Data records:
begin
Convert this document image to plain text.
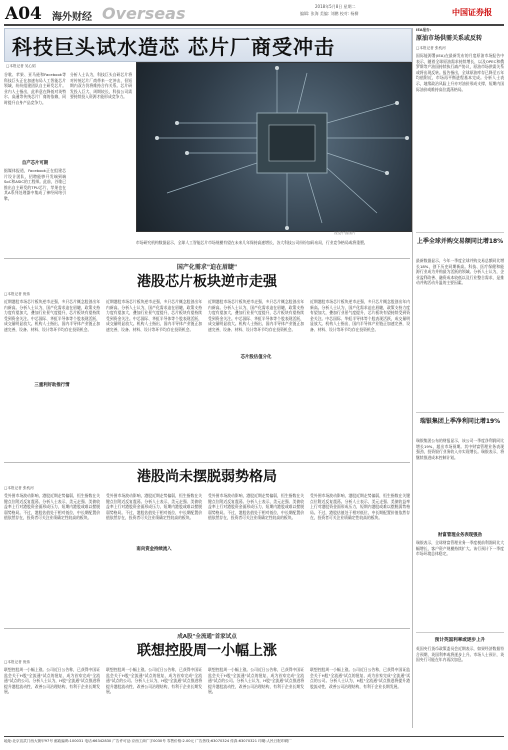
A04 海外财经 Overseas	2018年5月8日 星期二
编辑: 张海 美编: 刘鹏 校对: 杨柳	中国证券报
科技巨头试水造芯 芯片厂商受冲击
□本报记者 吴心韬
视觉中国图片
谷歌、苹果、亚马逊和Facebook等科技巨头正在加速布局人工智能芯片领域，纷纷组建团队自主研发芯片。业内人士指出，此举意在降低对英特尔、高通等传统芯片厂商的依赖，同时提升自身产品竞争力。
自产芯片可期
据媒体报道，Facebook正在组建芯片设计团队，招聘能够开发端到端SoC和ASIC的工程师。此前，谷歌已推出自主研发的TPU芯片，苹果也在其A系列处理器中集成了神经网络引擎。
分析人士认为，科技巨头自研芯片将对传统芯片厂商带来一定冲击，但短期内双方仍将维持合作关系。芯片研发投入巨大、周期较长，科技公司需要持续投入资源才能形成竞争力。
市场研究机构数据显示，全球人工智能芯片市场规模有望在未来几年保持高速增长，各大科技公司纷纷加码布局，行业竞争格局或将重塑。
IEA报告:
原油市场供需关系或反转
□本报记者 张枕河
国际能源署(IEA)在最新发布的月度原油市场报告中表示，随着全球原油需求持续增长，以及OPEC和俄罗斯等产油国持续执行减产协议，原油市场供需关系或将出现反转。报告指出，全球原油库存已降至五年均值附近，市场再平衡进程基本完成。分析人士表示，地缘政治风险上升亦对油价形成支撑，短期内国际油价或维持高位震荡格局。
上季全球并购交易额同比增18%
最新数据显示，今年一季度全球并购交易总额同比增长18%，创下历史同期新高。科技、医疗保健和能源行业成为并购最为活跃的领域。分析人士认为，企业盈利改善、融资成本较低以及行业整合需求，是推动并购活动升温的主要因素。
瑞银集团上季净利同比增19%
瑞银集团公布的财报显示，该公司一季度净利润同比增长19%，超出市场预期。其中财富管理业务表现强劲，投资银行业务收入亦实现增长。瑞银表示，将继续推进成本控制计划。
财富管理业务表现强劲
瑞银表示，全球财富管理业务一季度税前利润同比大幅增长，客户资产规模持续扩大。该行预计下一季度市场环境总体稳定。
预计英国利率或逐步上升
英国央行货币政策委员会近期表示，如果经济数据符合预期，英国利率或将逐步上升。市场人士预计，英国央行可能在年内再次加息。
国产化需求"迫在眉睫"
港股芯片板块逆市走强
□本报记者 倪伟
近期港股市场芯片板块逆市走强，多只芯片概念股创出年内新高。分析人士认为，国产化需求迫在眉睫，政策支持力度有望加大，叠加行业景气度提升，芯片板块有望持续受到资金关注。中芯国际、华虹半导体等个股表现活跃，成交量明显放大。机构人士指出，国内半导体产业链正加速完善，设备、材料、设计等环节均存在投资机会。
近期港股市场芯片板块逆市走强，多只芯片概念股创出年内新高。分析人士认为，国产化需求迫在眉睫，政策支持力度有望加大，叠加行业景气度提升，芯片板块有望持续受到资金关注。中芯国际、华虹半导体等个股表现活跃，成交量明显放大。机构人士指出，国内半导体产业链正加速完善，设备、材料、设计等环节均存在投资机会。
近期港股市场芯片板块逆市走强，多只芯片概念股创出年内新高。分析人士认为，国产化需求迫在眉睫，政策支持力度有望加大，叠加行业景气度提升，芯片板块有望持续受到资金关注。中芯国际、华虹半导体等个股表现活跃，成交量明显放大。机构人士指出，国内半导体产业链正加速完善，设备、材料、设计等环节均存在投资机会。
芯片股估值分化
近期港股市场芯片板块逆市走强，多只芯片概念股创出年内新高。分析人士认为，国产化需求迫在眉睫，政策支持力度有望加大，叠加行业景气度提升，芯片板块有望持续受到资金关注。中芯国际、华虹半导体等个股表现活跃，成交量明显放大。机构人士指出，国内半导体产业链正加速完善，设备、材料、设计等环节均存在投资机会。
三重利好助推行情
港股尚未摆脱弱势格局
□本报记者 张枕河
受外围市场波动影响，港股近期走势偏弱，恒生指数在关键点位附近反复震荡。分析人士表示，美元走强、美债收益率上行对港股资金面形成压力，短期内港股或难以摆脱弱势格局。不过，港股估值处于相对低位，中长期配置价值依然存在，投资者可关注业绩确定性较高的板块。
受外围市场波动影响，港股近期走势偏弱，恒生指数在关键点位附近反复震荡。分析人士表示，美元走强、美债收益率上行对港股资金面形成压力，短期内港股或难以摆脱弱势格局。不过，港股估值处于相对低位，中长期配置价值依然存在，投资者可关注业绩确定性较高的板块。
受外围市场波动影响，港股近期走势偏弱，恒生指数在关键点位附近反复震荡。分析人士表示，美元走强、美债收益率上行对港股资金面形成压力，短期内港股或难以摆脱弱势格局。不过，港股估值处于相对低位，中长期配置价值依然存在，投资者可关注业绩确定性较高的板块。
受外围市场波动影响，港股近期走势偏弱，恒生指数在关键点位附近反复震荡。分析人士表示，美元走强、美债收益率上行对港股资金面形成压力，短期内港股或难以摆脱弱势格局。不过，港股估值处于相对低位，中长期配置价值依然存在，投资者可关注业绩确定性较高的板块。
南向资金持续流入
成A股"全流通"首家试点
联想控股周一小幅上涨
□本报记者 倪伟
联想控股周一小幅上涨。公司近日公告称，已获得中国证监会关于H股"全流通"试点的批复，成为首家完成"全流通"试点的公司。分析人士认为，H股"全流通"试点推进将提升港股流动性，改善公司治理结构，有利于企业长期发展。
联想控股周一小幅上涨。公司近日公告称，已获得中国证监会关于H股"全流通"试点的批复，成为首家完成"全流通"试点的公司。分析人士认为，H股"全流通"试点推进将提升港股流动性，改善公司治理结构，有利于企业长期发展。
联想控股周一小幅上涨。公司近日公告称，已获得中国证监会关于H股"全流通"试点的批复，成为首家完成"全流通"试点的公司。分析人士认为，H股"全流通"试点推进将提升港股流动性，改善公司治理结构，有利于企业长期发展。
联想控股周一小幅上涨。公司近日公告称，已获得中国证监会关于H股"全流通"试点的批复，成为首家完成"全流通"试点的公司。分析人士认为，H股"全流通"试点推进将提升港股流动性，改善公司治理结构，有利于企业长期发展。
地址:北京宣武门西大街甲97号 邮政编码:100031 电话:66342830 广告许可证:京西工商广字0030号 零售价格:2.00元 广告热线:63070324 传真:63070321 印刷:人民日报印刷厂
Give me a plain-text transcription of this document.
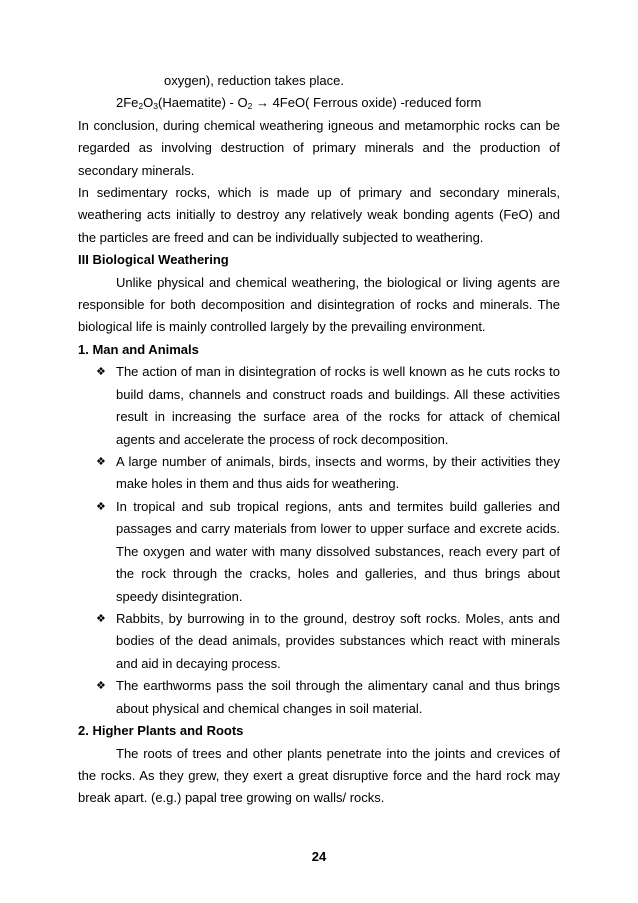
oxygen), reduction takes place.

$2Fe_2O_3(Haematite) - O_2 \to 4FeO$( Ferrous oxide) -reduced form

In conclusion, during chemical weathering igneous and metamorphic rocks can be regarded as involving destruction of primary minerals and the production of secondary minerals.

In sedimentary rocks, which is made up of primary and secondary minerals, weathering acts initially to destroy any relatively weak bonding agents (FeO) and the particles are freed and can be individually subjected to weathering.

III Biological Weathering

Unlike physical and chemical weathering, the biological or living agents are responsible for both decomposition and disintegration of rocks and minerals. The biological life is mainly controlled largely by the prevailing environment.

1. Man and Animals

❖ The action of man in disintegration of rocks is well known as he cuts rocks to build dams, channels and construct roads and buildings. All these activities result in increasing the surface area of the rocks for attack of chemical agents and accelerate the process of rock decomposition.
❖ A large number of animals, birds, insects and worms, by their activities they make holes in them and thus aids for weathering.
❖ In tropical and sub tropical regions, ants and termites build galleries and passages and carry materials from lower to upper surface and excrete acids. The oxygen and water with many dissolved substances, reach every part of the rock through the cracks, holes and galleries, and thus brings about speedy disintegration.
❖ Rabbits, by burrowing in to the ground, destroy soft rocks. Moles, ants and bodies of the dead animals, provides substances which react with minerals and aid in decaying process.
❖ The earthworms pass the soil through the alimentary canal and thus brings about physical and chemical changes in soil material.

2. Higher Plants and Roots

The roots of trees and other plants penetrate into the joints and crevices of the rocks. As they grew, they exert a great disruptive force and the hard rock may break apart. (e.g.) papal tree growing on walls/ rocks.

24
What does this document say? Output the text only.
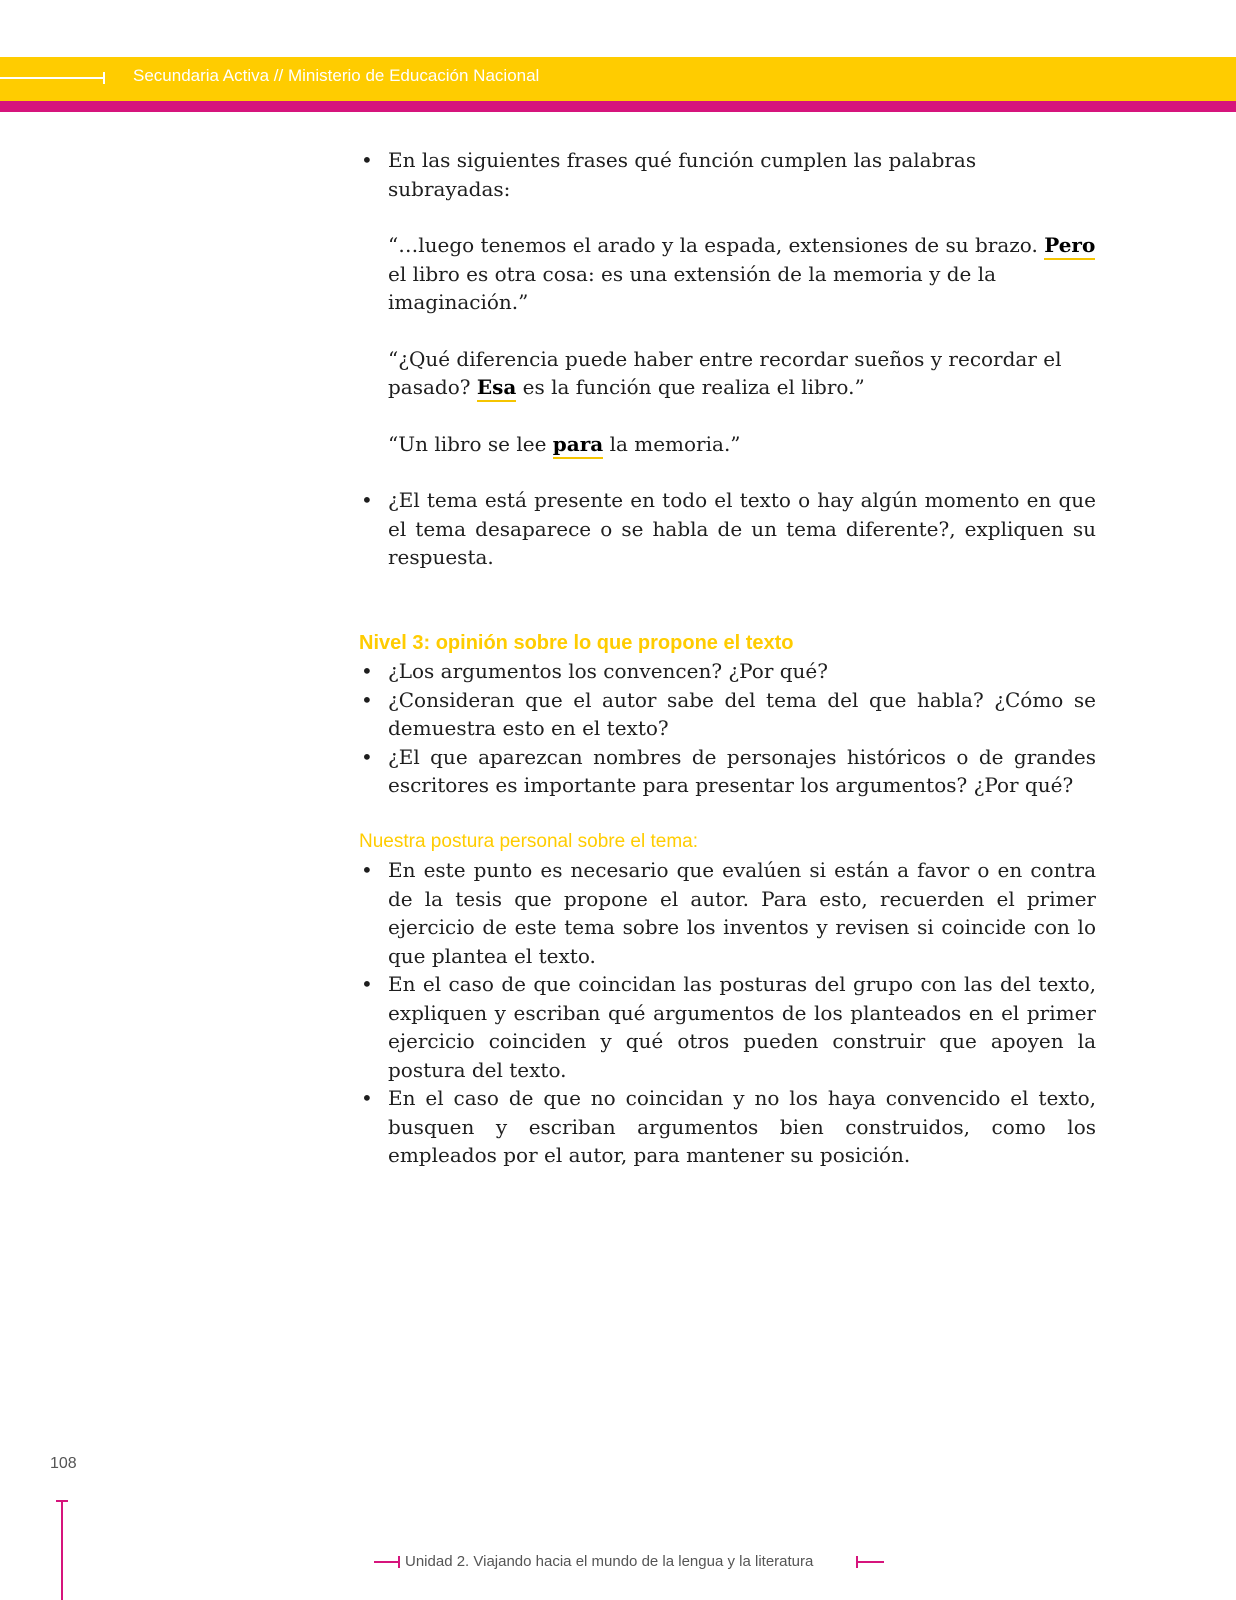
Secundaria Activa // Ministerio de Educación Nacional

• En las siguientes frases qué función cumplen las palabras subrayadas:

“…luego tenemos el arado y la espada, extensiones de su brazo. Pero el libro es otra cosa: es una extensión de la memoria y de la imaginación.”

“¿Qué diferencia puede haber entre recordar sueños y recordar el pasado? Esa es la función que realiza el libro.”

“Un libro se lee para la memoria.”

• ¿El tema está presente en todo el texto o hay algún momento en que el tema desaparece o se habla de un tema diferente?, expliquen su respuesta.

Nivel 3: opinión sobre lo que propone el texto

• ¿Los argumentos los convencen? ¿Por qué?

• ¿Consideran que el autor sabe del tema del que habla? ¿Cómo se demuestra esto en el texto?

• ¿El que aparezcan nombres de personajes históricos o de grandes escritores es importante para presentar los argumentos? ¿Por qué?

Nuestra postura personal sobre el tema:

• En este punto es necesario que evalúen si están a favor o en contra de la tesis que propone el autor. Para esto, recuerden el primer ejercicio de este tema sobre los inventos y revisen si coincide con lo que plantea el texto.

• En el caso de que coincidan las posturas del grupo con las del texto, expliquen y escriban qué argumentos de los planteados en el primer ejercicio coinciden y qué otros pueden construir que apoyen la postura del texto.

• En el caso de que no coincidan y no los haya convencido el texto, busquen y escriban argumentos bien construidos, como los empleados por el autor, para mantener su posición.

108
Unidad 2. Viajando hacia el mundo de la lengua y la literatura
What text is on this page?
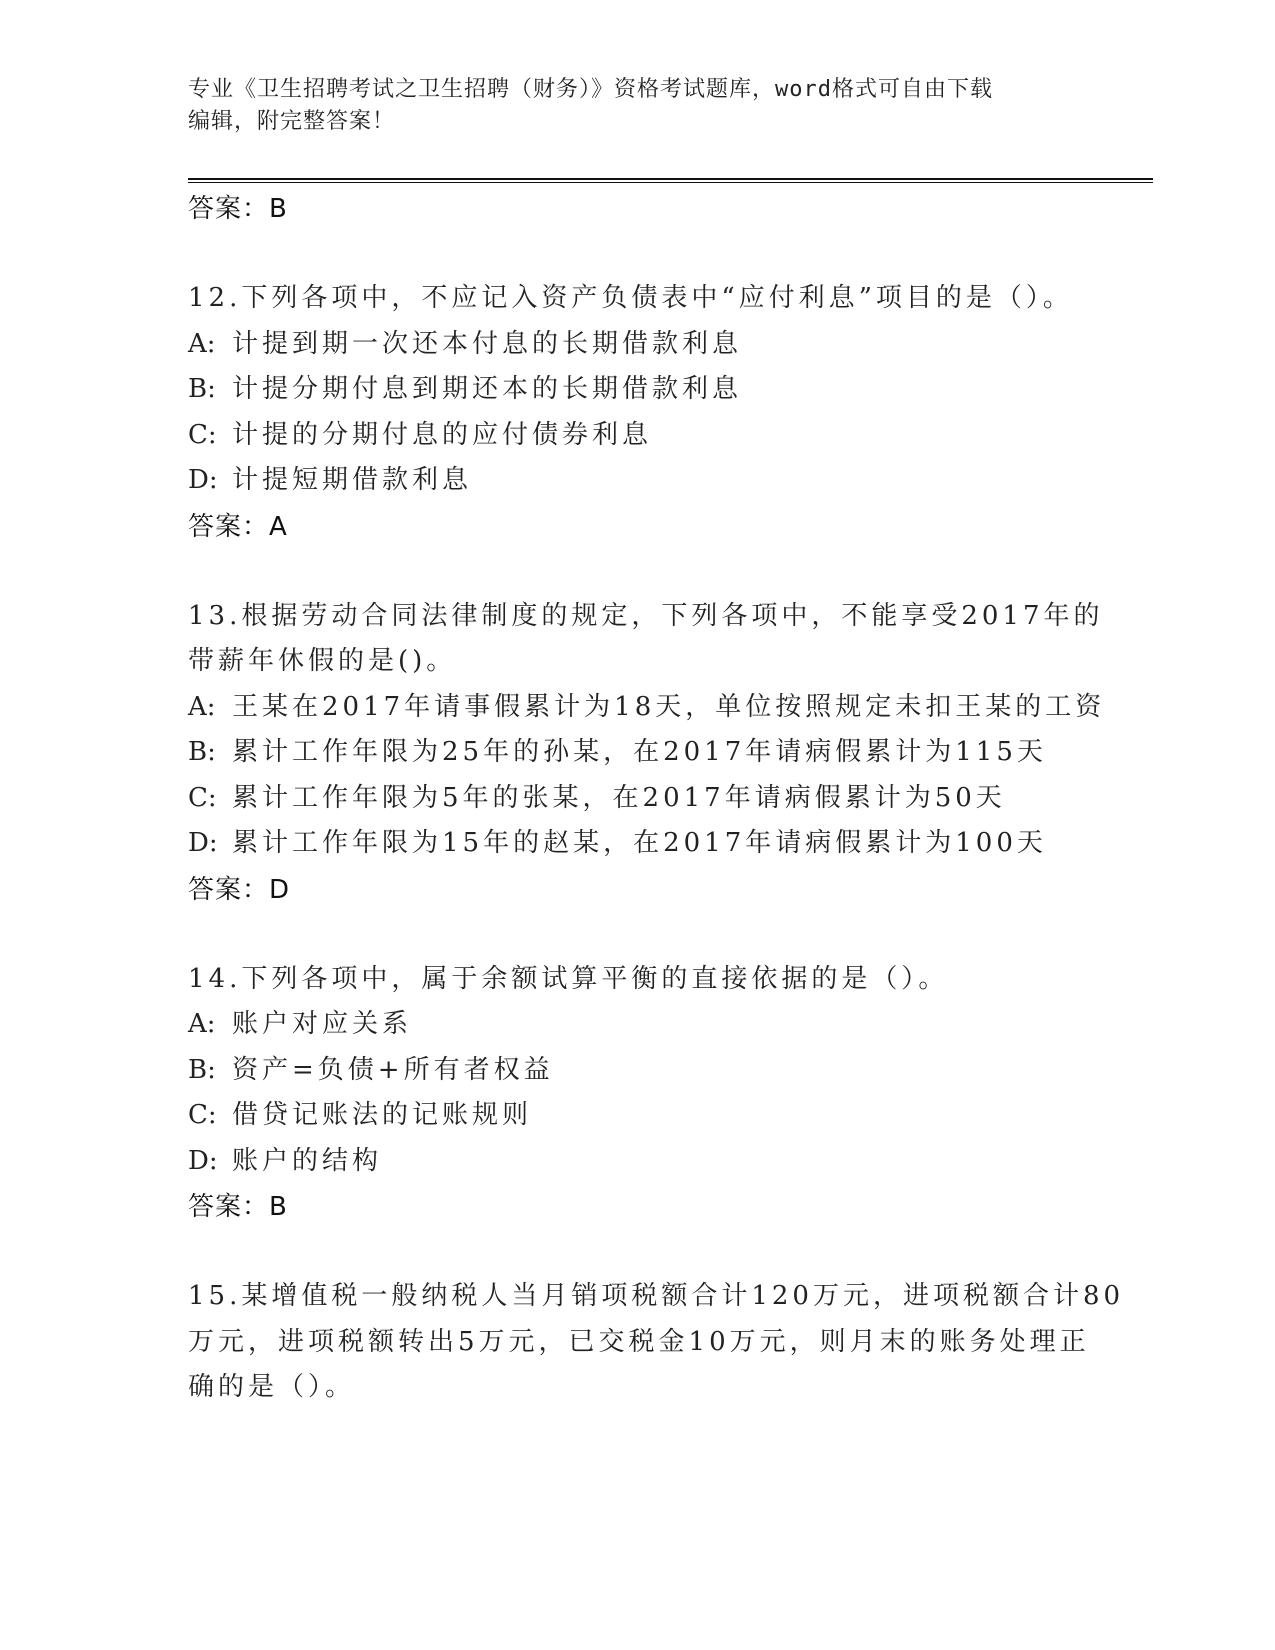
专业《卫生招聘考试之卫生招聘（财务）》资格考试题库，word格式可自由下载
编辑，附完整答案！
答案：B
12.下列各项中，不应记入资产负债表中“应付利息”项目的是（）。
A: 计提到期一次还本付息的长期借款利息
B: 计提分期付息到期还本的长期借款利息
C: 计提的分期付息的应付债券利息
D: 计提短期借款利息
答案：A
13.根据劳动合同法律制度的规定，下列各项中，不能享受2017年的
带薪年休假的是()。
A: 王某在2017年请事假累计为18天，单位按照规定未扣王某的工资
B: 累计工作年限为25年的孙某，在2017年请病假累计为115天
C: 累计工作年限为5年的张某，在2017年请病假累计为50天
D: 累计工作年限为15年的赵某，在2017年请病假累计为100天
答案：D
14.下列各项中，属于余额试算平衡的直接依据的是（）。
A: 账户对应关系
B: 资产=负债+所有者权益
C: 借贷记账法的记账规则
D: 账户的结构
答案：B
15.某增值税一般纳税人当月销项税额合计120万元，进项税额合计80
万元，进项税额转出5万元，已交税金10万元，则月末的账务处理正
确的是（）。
end
=== Task ===
Check the data for the word "caso" and pull out the lines that have it.

=== Problem solution ===
• En el caso de que coincidan las posturas del grupo con las del texto, expliquen y escriban qué argumentos de los planteados en el primer ejercicio coinciden y qué otros pueden construir que apoyen la postura del texto.
• En el caso de que no coincidan y no los haya convencido el texto, busquen y escriban argumentos bien construidos, como los empleados por el autor, para mantener su posición.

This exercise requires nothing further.